Excerpt provided:
++++++++++++++++++++
American Golf Classic

Tournament information
- Location: Akron, Ohio
- Established: 1961
- Courses: Firestone Country Club (North Course)
- Par: 72
- Length: 7,105 yards (6,497 m)
- Tour: PGA Tour
- Format: Stroke play
- Prize fund: US$200,000
- Month played: August
- Final year: 1976

Tournament record score
- Aggregate: 268 Raymond Floyd (1969)
- To par: −14 David Graham (1976)

Final champion
- David Graham
- Firestone CC Location in the United States Firestone CC Location in Ohio

= American Golf Classic =

Golf tournament formerly on the PGA Tour

The American Golf Classic was a tournament on the PGA Tour from 1961 to 1976 at Firestone Country Club in Akron, Ohio. It was the third event at the storied South course, after the Rubber City Open Invitational (1954–1959) and the PGA Championship in 1960.

The final edition in 1976 was played on the North course, with the World Series of Golf held the following week on the South course. The World Series of Golf was succeeded by the current WGC-Bridgestone Invitational, held on the South course.

==Tournament highlights==
- 1961: Jay Hebert wins the inaugural version of the tournament by defeating Gary Player on the second hole of a sudden death playoff. To get in the playoff, Hebert had to make a 20-foot birdie putt on the 72nd hole.
- 1963: Johnny Pott leads the second AGC wire to wire. He wins by four shots over Arnold Palmer.
- 1964: Ken Venturi makes the AGC his third triumph for 1964. He finishes five shots ahead of Mason Rudolph.
- 1965: Al Geiberger wins for the 3rd time ever on the PGA Tour. He finishes four shots ahead of Arnold Palmer. One year later, Geiberger would also win the PGA Championship at the Firestone Country Club.
- 1967: Arnold Palmer becomes the first and only multiple winner of the AGC. He finishes three shots ahead of Doug Sanders.
++++++++++++++++++++
Element location data:

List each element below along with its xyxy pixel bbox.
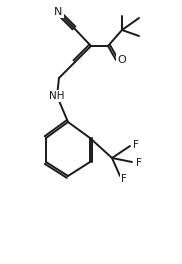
Text: F: F — [136, 158, 142, 168]
Text: F: F — [121, 174, 127, 184]
Text: N: N — [54, 7, 62, 17]
Text: F: F — [133, 140, 139, 150]
Text: NH: NH — [49, 91, 65, 101]
Text: O: O — [118, 55, 126, 65]
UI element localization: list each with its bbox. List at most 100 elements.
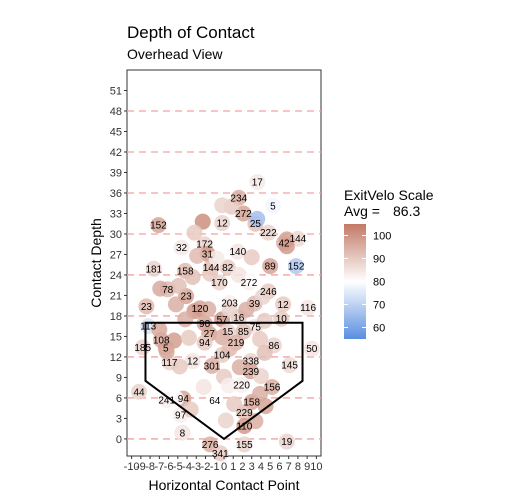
data-point xyxy=(206,392,223,409)
point-label: 144 xyxy=(203,263,220,274)
legend-tick-label: 80 xyxy=(373,277,385,289)
data-point xyxy=(230,266,247,283)
point-label: 152 xyxy=(288,262,305,273)
legend: ExitVelo Scale Avg = 86.3 60 70 80 90 100 xyxy=(344,187,434,339)
point-label: 301 xyxy=(204,361,221,372)
x-tick-label: 2 xyxy=(239,461,245,473)
point-label: 152 xyxy=(150,221,167,232)
data-point xyxy=(231,359,248,376)
data-point xyxy=(262,258,279,275)
data-point xyxy=(221,340,238,357)
data-point xyxy=(145,260,162,277)
chart-subtitle: Overhead View xyxy=(127,46,223,62)
point-label: 140 xyxy=(230,247,247,258)
data-point xyxy=(260,224,277,241)
home-plate-outline xyxy=(144,321,304,441)
point-label: 12 xyxy=(278,300,290,311)
point-label: 17 xyxy=(252,178,264,189)
legend-title: ExitVelo Scale xyxy=(344,187,434,203)
legend-avg-value: 86.3 xyxy=(393,203,420,219)
x-tick-label: -3 xyxy=(191,461,201,473)
x-tick-label: -8 xyxy=(145,461,155,473)
x-tick-label: -2 xyxy=(201,461,211,473)
x-tick-label: 8 xyxy=(295,461,301,473)
point-label: 82 xyxy=(222,263,234,274)
data-point xyxy=(247,413,264,430)
data-point xyxy=(151,321,168,338)
point-label: 12 xyxy=(187,357,199,368)
y-tick-label: 21 xyxy=(110,290,122,302)
data-point xyxy=(288,258,305,275)
point-label: 272 xyxy=(241,278,258,289)
data-point xyxy=(214,215,231,232)
point-label: 113 xyxy=(140,322,156,333)
data-point xyxy=(173,239,190,256)
point-label: 156 xyxy=(264,382,281,393)
point-label: 78 xyxy=(162,285,174,296)
point-label: 44 xyxy=(133,387,145,398)
point-label: 57 xyxy=(217,315,229,326)
data-point xyxy=(221,301,238,318)
x-tick-label: -9 xyxy=(136,461,146,473)
point-label: 155 xyxy=(236,440,253,451)
y-tick-label: 6 xyxy=(116,393,122,405)
point-label: 220 xyxy=(233,380,250,391)
point-label: 203 xyxy=(221,298,238,309)
point-label: 222 xyxy=(260,228,277,239)
data-point xyxy=(256,312,273,329)
point-label: 12 xyxy=(217,219,229,230)
data-point xyxy=(214,329,231,346)
point-label: 89 xyxy=(265,262,277,273)
point-label: 97 xyxy=(175,411,187,422)
data-point xyxy=(264,378,281,395)
legend-tick-label: 70 xyxy=(373,300,385,312)
point-label: 172 xyxy=(196,240,213,251)
point-label: 39 xyxy=(249,299,261,310)
point-label: 8 xyxy=(180,428,186,439)
data-point xyxy=(202,265,219,282)
legend-tick-label: 90 xyxy=(373,254,385,266)
x-tick-label: -1 xyxy=(210,461,220,473)
point-label: 19 xyxy=(281,437,293,448)
y-tick-label: 51 xyxy=(110,85,122,97)
legend-tick-label: 60 xyxy=(373,323,385,335)
data-point xyxy=(249,210,266,227)
y-tick-label: 27 xyxy=(110,249,122,261)
y-tick-label: 3 xyxy=(116,413,122,425)
y-tick-label: 42 xyxy=(110,147,122,159)
point-label: 338 xyxy=(242,357,259,368)
x-tick-label: 5 xyxy=(267,461,273,473)
data-point xyxy=(195,378,212,395)
data-point xyxy=(220,377,237,394)
point-label: 25 xyxy=(250,219,262,230)
x-tick-label: 10 xyxy=(310,461,322,473)
data-point xyxy=(244,271,261,288)
point-label: 94 xyxy=(199,338,211,349)
point-label: 272 xyxy=(235,209,252,220)
point-label: 10 xyxy=(276,314,288,325)
y-axis-title: Contact Depth xyxy=(88,218,104,308)
point-label: 181 xyxy=(145,264,162,275)
point-label: 23 xyxy=(181,292,193,303)
x-tick-label: 3 xyxy=(249,461,255,473)
point-label: 85 xyxy=(238,327,250,338)
data-point xyxy=(252,368,269,385)
data-point xyxy=(189,247,206,264)
point-label: 234 xyxy=(230,193,247,204)
data-point xyxy=(264,197,281,214)
legend-tick-label: 100 xyxy=(373,231,391,243)
data-point xyxy=(134,339,151,356)
data-point xyxy=(186,224,203,241)
data-point xyxy=(278,238,295,255)
data-point xyxy=(174,424,191,441)
data-point xyxy=(226,396,243,413)
x-tick-label: 9 xyxy=(304,461,310,473)
point-label: 144 xyxy=(290,234,307,245)
data-point xyxy=(238,301,255,318)
point-label: 145 xyxy=(281,361,298,372)
chart-title: Depth of Contact xyxy=(127,23,255,42)
y-tick-label: 30 xyxy=(110,229,122,241)
point-label: 117 xyxy=(162,358,178,369)
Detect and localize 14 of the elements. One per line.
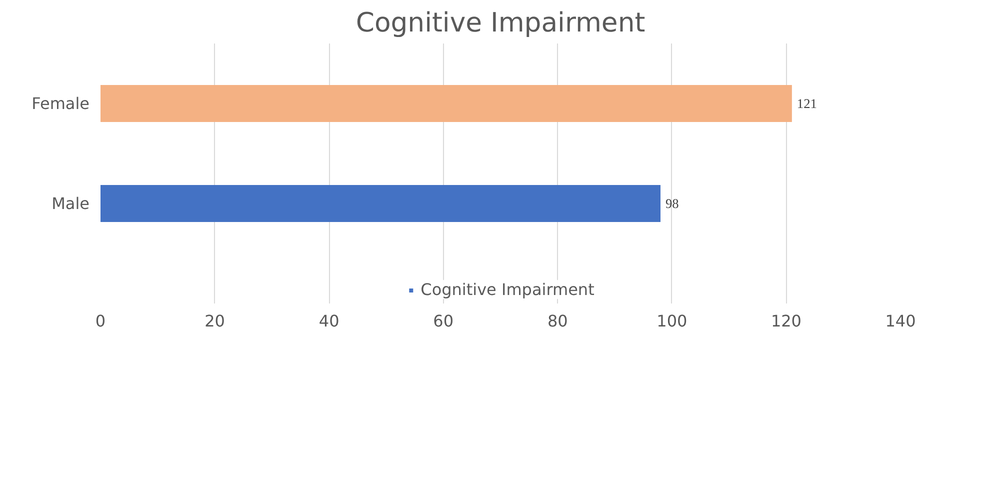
data-label: 98 (666, 196, 680, 211)
x-tick-label: 80 (547, 312, 568, 330)
x-tick-label: 40 (318, 312, 340, 330)
chart-title: Cognitive Impairment (356, 8, 646, 38)
x-tick-label: 140 (885, 312, 916, 330)
y-tick-label: Female (32, 94, 90, 113)
x-tick-label: 20 (204, 312, 225, 330)
y-tick-label: Male (52, 194, 90, 213)
x-tick-label: 60 (433, 312, 454, 330)
x-tick-label: 100 (656, 312, 688, 330)
data-label: 121 (796, 96, 817, 111)
legend-label: Cognitive Impairment (420, 280, 594, 299)
x-tick-label: 0 (95, 312, 106, 330)
x-tick-label: 120 (770, 312, 802, 330)
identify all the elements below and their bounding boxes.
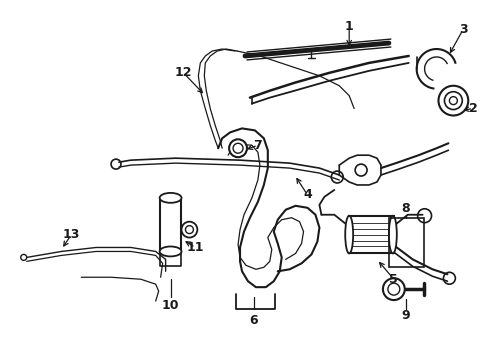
Text: 11: 11 [186, 241, 203, 254]
Text: 10: 10 [162, 299, 179, 312]
Bar [388, 218, 423, 267]
Text: 7: 7 [253, 139, 262, 152]
Text: 8: 8 [401, 202, 409, 215]
Text: 5: 5 [388, 273, 397, 286]
Text: 2: 2 [468, 102, 477, 115]
Ellipse shape [345, 216, 352, 253]
Text: 1: 1 [344, 20, 353, 33]
Ellipse shape [160, 193, 181, 203]
Text: 13: 13 [62, 228, 80, 241]
Text: 4: 4 [303, 188, 311, 201]
Circle shape [438, 86, 468, 116]
Circle shape [382, 278, 404, 300]
Bar [160, 198, 181, 252]
Text: 3: 3 [458, 23, 467, 36]
Ellipse shape [160, 247, 181, 256]
Text: 9: 9 [401, 309, 409, 322]
Bar [348, 216, 393, 253]
Circle shape [229, 139, 246, 157]
Text: 12: 12 [174, 66, 192, 79]
Circle shape [181, 222, 197, 238]
Text: 6: 6 [249, 314, 258, 327]
Ellipse shape [388, 216, 396, 253]
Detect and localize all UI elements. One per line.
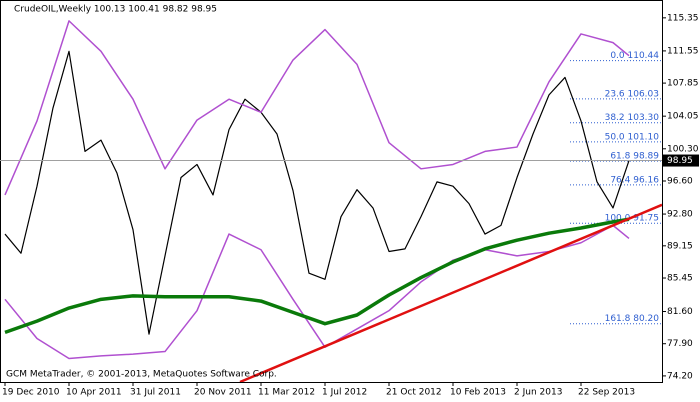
y-tick-label: 104.05 <box>667 112 699 122</box>
x-tick-label: 31 Jul 2011 <box>130 388 181 398</box>
y-tick-label: 92.80 <box>667 210 693 220</box>
x-tick-label: 2 Jun 2013 <box>514 388 562 398</box>
series-line <box>4 217 630 335</box>
fib-label: 0.0 110.44 <box>610 51 659 61</box>
x-tick-label: 11 Mar 2012 <box>258 388 315 398</box>
series-line <box>4 50 630 335</box>
y-tick-label: 96.60 <box>667 176 693 186</box>
x-tick-label: 22 Sep 2013 <box>578 388 635 398</box>
x-tick-label: 10 Apr 2011 <box>66 388 122 398</box>
x-tick-label: 19 Dec 2010 <box>2 388 60 398</box>
x-tick-label: 10 Feb 2013 <box>450 388 506 398</box>
fib-label: 23.6 106.03 <box>605 89 659 99</box>
y-tick-label: 100.30 <box>667 144 699 154</box>
copyright: GCM MetaTrader, © 2001-2013, MetaQuotes … <box>6 370 277 380</box>
chart-title: CrudeOIL,Weekly 100.13 100.41 98.82 98.9… <box>14 5 217 15</box>
y-tick-label: 111.55 <box>667 46 699 56</box>
y-tick-label: 81.60 <box>667 307 693 317</box>
y-tick-label: 74.20 <box>667 371 693 381</box>
y-tick-label: 89.15 <box>667 241 693 251</box>
x-tick-label: 1 Jul 2012 <box>322 388 367 398</box>
fib-label: 50.0 101.10 <box>605 132 660 142</box>
fib-label: 161.8 80.20 <box>605 314 660 324</box>
fib-label: 38.2 103.30 <box>605 113 660 123</box>
last-price-label: 98.95 <box>667 156 693 166</box>
series-line <box>4 20 630 196</box>
plot-frame <box>0 0 663 383</box>
y-tick-label: 107.85 <box>667 79 699 89</box>
plot: 0.0 110.44 23.6 106.03 38.2 103.30 50.0 101… <box>4 20 663 384</box>
y-tick-label: 115.35 <box>667 13 699 23</box>
last-price-box <box>663 154 699 167</box>
fib-label: 76.4 96.16 <box>610 175 659 185</box>
series-line <box>239 203 663 384</box>
x-tick-label: 21 Oct 2012 <box>386 388 442 398</box>
y-tick-label: 77.90 <box>667 339 693 349</box>
y-tick-label: 85.45 <box>667 274 693 284</box>
fib-label: 61.8 98.89 <box>610 152 659 162</box>
x-tick-label: 20 Nov 2011 <box>194 388 252 398</box>
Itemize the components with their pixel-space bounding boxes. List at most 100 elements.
++++++++++++++++++++
Request: Reproduce the American Golf Classic text verbatim from "- 1963: Johnny" to "of Doug Sanders.".

Final answer:
- 1963: Johnny Pott leads the second AGC wire to wire. He wins by four shots over Arnold Palmer.
- 1964: Ken Venturi makes the AGC his third triumph for 1964. He finishes five shots ahead of Mason Rudolph.
- 1965: Al Geiberger wins for the 3rd time ever on the PGA Tour. He finishes four shots ahead of Arnold Palmer. One year later, Geiberger would also win the PGA Championship at the Firestone Country Club.
- 1967: Arnold Palmer becomes the first and only multiple winner of the AGC. He finishes three shots ahead of Doug Sanders.